» Data supplied:
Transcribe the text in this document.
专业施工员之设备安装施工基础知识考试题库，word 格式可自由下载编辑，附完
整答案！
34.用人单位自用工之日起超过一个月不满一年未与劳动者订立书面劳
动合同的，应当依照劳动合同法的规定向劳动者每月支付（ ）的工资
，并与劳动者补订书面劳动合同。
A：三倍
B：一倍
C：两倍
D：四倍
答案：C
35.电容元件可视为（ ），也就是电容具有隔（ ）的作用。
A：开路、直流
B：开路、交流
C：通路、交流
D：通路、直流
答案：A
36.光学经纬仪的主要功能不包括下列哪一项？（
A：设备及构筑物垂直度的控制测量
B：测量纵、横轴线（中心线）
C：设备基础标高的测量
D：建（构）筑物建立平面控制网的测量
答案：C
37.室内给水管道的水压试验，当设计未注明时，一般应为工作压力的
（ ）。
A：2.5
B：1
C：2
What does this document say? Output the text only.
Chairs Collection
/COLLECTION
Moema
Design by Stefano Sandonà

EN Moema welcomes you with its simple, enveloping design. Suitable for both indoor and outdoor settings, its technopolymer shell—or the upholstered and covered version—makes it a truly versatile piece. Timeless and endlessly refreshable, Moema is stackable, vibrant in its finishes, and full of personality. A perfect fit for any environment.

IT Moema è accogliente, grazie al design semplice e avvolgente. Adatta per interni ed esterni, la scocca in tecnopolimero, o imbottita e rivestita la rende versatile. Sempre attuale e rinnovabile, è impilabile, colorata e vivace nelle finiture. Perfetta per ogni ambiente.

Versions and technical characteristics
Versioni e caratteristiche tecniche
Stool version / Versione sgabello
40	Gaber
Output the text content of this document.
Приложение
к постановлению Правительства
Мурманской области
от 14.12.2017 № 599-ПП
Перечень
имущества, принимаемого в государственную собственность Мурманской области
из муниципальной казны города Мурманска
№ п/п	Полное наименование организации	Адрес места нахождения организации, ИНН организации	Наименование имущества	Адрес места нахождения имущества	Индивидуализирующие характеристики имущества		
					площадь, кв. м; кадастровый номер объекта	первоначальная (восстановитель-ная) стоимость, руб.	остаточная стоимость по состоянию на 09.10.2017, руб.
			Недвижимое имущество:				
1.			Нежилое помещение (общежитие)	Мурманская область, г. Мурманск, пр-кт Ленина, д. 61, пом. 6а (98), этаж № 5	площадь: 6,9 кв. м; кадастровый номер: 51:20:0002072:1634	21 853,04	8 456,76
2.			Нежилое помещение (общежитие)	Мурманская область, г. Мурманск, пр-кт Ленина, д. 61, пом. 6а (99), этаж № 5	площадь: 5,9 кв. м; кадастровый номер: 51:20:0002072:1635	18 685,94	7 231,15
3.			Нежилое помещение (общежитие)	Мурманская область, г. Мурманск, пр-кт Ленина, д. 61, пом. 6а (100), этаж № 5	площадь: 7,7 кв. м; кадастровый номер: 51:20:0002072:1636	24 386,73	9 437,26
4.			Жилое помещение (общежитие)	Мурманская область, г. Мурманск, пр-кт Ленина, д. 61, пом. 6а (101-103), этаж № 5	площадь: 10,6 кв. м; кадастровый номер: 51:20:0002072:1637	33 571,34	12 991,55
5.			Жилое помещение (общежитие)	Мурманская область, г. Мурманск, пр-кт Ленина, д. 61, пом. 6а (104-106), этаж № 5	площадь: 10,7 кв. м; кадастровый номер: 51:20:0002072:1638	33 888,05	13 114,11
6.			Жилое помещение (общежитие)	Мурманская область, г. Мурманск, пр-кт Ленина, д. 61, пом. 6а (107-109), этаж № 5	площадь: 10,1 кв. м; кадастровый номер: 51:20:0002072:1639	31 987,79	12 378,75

» Given problem: Reproduce every record above exactly as it appears.

» Worked answer:
Transcribe the text in this document.
专业施工员之设备安装施工基础知识考试题库，word 格式可自由下载编辑，附完
整答案！
34.用人单位自用工之日起超过一个月不满一年未与劳动者订立书面劳
动合同的，应当依照劳动合同法的规定向劳动者每月支付（ ）的工资
，并与劳动者补订书面劳动合同。
A：三倍
B：一倍
C：两倍
D：四倍
答案：C
35.电容元件可视为（ ），也就是电容具有隔（ ）的作用。
A：开路、直流
B：开路、交流
C：通路、交流
D：通路、直流
答案：A
36.光学经纬仪的主要功能不包括下列哪一项？（
A：设备及构筑物垂直度的控制测量
B：测量纵、横轴线（中心线）
C：设备基础标高的测量
D：建（构）筑物建立平面控制网的测量
答案：C
37.室内给水管道的水压试验，当设计未注明时，一般应为工作压力的
（ ）。
A：2.5
B：1
C：2
What does this document say? Output the text only.
Chairs Collection
/COLLECTION
Moema
Design by Stefano Sandonà

EN Moema welcomes you with its simple, enveloping design. Suitable for both indoor and outdoor settings, its technopolymer shell—or the upholstered and covered version—makes it a truly versatile piece. Timeless and endlessly refreshable, Moema is stackable, vibrant in its finishes, and full of personality. A perfect fit for any environment.

IT Moema è accogliente, grazie al design semplice e avvolgente. Adatta per interni ed esterni, la scocca in tecnopolimero, o imbottita e rivestita la rende versatile. Sempre attuale e rinnovabile, è impilabile, colorata e vivace nelle finiture. Perfetta per ogni ambiente.

Versions and technical characteristics
Versioni e caratteristiche tecniche
Stool version / Versione sgabello
40	Gaber
Output the text content of this document.
Приложение
к постановлению Правительства
Мурманской области
от 14.12.2017 № 599-ПП
Перечень
имущества, принимаемого в государственную собственность Мурманской области
из муниципальной казны города Мурманска
№ п/п	Полное наименование организации	Адрес места нахождения организации, ИНН организации	Наименование имущества	Адрес места нахождения имущества	Индивидуализирующие характеристики имущества		
					площадь, кв. м; кадастровый номер объекта	первоначальная (восстановитель-ная) стоимость, руб.	остаточная стоимость по состоянию на 09.10.2017, руб.
			Недвижимое имущество:				
1.			Нежилое помещение (общежитие)	Мурманская область, г. Мурманск, пр-кт Ленина, д. 61, пом. 6а (98), этаж № 5	площадь: 6,9 кв. м; кадастровый номер: 51:20:0002072:1634	21 853,04	8 456,76
2.			Нежилое помещение (общежитие)	Мурманская область, г. Мурманск, пр-кт Ленина, д. 61, пом. 6а (99), этаж № 5	площадь: 5,9 кв. м; кадастровый номер: 51:20:0002072:1635	18 685,94	7 231,15
3.			Нежилое помещение (общежитие)	Мурманская область, г. Мурманск, пр-кт Ленина, д. 61, пом. 6а (100), этаж № 5	площадь: 7,7 кв. м; кадастровый номер: 51:20:0002072:1636	24 386,73	9 437,26
4.			Жилое помещение (общежитие)	Мурманская область, г. Мурманск, пр-кт Ленина, д. 61, пом. 6а (101-103), этаж № 5	площадь: 10,6 кв. м; кадастровый номер: 51:20:0002072:1637	33 571,34	12 991,55
5.			Жилое помещение (общежитие)	Мурманская область, г. Мурманск, пр-кт Ленина, д. 61, пом. 6а (104-106), этаж № 5	площадь: 10,7 кв. м; кадастровый номер: 51:20:0002072:1638	33 888,05	13 114,11
6.			Жилое помещение (общежитие)	Мурманская область, г. Мурманск, пр-кт Ленина, д. 61, пом. 6а (107-109), этаж № 5	площадь: 10,1 кв. м; кадастровый номер: 51:20:0002072:1639	31 987,79	12 378,75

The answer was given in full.